• _Problem to work on_: Scan the lines below; pull out those with "icon".
===== Records provided
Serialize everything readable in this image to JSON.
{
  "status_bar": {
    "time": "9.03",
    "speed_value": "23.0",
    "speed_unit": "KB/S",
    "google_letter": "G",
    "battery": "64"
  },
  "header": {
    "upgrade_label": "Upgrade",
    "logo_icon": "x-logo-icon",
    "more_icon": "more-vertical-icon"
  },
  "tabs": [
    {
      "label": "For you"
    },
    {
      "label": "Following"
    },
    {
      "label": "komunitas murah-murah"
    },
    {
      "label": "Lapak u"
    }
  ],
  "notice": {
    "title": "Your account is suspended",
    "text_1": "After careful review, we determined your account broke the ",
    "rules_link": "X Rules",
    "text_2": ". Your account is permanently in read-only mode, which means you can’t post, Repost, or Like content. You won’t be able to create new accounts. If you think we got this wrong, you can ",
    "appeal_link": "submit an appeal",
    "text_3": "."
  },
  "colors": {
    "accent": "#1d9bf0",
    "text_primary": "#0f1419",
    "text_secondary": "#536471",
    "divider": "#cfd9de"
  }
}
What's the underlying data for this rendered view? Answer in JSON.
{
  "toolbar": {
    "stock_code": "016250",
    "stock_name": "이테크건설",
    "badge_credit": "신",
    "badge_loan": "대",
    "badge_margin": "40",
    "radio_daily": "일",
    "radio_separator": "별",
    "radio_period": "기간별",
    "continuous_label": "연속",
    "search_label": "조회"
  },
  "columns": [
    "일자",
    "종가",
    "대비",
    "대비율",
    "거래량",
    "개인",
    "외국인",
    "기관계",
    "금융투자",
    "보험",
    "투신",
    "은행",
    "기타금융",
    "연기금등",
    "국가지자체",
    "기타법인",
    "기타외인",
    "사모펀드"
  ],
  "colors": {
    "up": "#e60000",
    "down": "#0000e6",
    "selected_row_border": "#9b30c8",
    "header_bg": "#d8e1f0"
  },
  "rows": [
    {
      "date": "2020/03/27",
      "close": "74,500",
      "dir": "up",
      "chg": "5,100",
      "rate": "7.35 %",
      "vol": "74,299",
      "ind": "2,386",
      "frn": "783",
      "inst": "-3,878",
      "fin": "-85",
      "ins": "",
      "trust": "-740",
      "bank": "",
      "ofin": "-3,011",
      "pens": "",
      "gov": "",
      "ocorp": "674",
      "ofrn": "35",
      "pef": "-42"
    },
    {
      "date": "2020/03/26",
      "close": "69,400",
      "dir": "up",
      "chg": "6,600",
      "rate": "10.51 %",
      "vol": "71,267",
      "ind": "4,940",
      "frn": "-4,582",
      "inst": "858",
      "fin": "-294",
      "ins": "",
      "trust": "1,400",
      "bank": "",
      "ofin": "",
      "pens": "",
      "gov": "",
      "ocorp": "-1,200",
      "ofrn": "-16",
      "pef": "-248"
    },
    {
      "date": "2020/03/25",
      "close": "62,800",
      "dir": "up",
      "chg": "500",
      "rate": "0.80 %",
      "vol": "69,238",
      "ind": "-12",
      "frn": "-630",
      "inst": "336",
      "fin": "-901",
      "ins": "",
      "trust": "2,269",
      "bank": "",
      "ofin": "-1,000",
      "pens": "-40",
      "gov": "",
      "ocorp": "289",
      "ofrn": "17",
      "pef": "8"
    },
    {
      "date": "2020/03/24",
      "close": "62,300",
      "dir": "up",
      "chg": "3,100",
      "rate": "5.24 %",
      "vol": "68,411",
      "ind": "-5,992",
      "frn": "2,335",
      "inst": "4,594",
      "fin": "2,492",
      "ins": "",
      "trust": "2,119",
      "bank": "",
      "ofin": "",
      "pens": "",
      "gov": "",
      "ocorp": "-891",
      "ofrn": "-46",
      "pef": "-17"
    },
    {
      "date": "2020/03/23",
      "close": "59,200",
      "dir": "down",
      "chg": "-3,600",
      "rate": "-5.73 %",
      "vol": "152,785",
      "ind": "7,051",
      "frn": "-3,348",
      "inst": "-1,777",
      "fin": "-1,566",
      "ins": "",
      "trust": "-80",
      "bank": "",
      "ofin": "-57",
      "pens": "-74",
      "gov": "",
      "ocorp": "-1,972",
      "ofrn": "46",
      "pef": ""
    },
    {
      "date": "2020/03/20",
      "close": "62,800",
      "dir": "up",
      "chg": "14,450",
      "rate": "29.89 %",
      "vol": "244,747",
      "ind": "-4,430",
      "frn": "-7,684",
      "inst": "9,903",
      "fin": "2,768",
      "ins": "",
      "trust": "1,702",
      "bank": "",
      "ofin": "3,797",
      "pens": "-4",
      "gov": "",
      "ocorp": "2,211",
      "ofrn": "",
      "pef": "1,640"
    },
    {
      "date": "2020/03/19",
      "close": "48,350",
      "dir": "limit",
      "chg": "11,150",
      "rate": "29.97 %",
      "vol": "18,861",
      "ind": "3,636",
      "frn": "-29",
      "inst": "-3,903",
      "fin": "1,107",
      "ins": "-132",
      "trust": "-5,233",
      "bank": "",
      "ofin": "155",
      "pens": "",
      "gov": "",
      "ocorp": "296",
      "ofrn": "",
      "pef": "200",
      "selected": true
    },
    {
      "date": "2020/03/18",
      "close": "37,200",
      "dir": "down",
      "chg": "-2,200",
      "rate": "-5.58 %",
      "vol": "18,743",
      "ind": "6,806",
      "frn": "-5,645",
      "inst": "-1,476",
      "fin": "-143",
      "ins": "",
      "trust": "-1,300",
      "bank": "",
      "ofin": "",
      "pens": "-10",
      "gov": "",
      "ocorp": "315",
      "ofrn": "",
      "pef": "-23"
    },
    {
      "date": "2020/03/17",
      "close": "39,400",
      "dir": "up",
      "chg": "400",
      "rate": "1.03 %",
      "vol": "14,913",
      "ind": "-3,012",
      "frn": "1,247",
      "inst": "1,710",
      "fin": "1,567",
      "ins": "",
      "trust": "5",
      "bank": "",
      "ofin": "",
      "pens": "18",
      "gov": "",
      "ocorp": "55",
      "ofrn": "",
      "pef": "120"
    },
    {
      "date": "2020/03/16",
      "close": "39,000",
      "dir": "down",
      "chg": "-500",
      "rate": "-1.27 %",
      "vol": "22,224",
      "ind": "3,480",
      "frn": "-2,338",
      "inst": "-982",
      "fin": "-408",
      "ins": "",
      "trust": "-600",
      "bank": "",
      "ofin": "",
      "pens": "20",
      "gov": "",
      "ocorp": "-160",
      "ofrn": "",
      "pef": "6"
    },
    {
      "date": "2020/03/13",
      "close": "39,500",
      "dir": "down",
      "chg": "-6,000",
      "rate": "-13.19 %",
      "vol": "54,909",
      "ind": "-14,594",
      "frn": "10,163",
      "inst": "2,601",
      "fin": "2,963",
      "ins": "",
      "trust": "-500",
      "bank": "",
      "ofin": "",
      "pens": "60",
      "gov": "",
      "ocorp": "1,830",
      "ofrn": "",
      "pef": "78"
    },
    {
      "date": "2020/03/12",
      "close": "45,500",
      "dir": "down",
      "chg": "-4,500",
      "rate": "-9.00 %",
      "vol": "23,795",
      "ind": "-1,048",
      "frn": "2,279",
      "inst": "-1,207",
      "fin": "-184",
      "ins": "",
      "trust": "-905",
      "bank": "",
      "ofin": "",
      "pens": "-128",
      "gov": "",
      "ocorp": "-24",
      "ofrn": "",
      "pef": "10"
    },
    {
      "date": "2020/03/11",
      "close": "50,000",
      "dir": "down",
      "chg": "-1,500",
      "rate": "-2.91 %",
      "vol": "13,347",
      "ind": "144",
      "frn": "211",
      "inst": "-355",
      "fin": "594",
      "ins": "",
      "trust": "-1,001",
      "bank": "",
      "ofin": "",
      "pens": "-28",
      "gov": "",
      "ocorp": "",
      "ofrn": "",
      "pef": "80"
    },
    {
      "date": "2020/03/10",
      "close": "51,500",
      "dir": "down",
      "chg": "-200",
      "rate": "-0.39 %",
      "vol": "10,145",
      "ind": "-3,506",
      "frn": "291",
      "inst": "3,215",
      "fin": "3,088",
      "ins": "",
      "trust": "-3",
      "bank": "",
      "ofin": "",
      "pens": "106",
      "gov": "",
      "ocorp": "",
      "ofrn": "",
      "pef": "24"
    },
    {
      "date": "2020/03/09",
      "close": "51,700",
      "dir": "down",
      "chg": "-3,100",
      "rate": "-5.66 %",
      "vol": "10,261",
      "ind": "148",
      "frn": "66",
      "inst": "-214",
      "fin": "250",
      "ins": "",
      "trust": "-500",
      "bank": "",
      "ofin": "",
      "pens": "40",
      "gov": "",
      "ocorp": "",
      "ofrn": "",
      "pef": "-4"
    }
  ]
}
==========
• _Answer to the exercise_:
    "logo_icon": "x-logo-icon",
    "more_icon": "more-vertical-icon"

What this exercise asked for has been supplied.